• Extract to read:
[Date Prev][Date Next][Thread Prev][Thread Next][Date Index][Thread Index]

Re: [HTCondor-users] Execution job with no latency



On 2/11/2013 2:55 AM, Slimane Amar wrote:
Hi,

We have setup an internal (private) and small (2 machines) pool
and we want to execute jobs with no delay (immediately after a submit).
Actually, we have a latency of a few seconds even when machines are
available.

For that, we have changed some values in the configuration file (as
attached)
but we have always a latency of a few seconds (> 15).


You config is real close. So the latency that happens when you start using UNCLAIMED machines is waiting for the condor_negotiator (matchmaker) to give the machine to your schedd. I would suggest adding the following to your config:

   NEGOTIATOR_CYCLE_DELAY = 2

and doing a condor_reconfig. With the setting you already have plus the above, you should only ever see a latency of a second or two.

• Excerpted data:
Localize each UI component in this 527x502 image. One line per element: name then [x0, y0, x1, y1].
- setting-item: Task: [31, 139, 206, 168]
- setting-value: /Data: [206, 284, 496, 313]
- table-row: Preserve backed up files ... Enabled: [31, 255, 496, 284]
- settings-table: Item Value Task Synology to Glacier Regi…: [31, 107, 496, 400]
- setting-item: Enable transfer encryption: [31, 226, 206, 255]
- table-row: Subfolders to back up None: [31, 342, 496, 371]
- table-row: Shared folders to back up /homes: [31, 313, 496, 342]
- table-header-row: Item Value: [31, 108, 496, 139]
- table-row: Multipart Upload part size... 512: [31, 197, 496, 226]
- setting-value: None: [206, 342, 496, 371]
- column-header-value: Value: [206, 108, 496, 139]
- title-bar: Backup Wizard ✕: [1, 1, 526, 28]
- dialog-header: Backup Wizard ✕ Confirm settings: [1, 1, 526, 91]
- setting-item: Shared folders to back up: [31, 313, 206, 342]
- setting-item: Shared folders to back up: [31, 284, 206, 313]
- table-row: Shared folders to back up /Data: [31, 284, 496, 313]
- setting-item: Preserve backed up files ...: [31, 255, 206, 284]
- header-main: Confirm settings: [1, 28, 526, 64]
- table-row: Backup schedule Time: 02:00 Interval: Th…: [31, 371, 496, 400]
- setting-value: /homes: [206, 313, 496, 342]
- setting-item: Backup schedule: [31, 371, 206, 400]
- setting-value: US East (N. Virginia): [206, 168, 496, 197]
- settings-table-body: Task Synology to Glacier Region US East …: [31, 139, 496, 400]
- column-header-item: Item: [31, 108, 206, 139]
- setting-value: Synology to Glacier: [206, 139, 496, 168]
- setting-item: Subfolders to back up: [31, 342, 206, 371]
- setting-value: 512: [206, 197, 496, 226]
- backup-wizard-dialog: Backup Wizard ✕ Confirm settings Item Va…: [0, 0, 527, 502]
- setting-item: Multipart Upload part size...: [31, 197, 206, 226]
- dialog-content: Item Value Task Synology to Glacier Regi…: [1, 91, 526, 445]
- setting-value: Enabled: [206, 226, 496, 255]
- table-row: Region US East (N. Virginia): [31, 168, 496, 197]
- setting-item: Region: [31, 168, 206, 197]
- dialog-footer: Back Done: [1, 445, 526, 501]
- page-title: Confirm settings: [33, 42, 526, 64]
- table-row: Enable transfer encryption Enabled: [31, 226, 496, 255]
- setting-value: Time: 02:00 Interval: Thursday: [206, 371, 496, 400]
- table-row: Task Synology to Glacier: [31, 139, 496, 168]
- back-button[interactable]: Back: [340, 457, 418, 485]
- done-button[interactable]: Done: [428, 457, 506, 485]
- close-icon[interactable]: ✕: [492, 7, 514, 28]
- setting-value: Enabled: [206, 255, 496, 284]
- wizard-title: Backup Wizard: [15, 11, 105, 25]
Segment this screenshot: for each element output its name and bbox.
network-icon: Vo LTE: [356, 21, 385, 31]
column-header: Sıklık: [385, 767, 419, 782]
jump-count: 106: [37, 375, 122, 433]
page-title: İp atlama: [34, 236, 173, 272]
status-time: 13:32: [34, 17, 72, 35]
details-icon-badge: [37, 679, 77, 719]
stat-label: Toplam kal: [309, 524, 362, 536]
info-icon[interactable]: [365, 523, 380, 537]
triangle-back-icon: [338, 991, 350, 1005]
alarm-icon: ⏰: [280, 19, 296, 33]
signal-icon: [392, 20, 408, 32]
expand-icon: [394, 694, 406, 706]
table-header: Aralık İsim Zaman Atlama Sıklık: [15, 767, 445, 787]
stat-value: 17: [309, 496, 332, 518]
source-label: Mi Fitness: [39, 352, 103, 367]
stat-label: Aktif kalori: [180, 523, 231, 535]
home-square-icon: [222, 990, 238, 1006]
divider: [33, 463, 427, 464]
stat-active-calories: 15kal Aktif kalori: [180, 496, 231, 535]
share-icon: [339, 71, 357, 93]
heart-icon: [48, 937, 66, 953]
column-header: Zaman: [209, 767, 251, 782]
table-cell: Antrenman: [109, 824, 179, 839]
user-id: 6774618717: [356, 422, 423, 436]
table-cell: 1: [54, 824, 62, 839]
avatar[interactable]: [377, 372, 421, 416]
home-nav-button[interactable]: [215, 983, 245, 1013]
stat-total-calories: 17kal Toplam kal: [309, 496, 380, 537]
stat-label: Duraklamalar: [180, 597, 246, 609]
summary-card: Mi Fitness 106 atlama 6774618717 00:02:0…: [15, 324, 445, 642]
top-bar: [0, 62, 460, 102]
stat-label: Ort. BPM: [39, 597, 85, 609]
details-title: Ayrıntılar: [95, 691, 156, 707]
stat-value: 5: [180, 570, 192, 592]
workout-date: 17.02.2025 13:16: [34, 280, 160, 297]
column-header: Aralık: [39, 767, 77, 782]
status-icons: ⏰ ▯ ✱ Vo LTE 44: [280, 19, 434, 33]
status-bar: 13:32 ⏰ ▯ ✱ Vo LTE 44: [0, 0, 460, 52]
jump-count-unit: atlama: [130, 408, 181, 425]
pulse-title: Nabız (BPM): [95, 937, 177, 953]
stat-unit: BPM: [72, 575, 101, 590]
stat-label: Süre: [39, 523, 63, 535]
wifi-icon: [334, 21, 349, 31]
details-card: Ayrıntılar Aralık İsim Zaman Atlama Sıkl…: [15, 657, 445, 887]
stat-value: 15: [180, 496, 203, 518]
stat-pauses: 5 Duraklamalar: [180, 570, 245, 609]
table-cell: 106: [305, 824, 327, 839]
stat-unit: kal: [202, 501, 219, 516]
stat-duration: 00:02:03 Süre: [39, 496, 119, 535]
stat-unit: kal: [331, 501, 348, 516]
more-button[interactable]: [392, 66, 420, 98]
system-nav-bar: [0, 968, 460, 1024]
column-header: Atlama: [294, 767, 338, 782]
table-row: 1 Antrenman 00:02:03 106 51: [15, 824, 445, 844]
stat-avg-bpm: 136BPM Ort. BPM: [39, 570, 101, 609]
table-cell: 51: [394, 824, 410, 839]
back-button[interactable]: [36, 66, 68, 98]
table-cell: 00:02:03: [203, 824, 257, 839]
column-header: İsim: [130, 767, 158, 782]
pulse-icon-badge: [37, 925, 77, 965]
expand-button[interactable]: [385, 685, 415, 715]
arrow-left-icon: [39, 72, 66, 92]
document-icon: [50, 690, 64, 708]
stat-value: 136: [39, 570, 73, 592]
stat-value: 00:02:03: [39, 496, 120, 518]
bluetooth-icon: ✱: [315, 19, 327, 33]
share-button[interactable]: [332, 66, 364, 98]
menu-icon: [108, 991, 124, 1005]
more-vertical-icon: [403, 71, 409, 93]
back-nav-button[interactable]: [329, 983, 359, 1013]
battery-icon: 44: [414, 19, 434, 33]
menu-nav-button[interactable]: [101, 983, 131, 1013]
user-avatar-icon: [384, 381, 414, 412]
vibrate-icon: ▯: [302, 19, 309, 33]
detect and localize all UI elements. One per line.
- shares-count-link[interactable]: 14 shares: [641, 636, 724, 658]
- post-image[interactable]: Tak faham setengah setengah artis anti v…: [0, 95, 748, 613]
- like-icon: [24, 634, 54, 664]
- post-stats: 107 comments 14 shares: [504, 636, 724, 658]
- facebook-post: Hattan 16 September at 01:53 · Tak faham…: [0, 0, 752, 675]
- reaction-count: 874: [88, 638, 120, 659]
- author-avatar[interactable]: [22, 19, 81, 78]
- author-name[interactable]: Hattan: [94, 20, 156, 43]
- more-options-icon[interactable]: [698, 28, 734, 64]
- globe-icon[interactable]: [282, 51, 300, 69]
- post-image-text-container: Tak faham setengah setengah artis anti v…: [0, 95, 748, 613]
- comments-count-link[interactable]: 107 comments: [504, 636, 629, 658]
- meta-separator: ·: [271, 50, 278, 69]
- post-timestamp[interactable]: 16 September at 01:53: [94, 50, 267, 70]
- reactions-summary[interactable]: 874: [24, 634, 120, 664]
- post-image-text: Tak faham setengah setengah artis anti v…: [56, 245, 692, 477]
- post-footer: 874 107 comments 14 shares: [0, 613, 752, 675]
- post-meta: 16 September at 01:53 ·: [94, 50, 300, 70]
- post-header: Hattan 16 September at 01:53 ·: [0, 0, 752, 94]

• What to do:
A. Rewrite the stretch of the HTCondor latency post from "Re: [HTCondor-users] Execution" through "after a submit).", changing "pool" to "cluster".
B. Write what comes next in the HTCondor latency post, picking up after its last sentence.
Nothing in the listing is needed here.

• Answers for this exercise:
A.
Re: [HTCondor-users] Execution job with no latency



On 2/11/2013 2:55 AM, Slimane Amar wrote:
Hi,

We have setup an internal (private) and small (2 machines) cluster
and we want to execute jobs with no delay (immediately after a submit).

B.
Do you have only one user submitting from just one schedd? If it is only one user/one schedd, I think you could get the latency always well below < 1sec by adding the following into your job submit files:

  KeepClaimIdle = 50000000

This tells the schedd that once it has CLAIMED a machine, do not give it back to the negotiator once there are no more jobs... instead, the schedd will "keep" the machine CLAIMED for the user so that if the user submits another job [ within 50000000 seconds :) ] the schedd will launch it right away, since it will not need to wait for the negotiator. With this change, when you do a condor_submit, instead of seeing UNCLAIMED/Idle when all jobs in the queue complete, you should see "CLAIMED/Idle". The following can go at the end of your condor_config file to automatically add the above into every job submitted if editing your job submit files is a pain:

    KeepClaimIdle = 50000000
    SUBMIT_EXPRS = $(SUBMIT_EXPRS) KeepClaimIdle

Hope the above makes sense, I haven't had enough caffeine yet this morning.

Yeah, the default config knob tuning is setup more for a pool with a few hundred machines and lots of submit points. The above is from memory (didn't actually test it myself), but I think it will get what you want.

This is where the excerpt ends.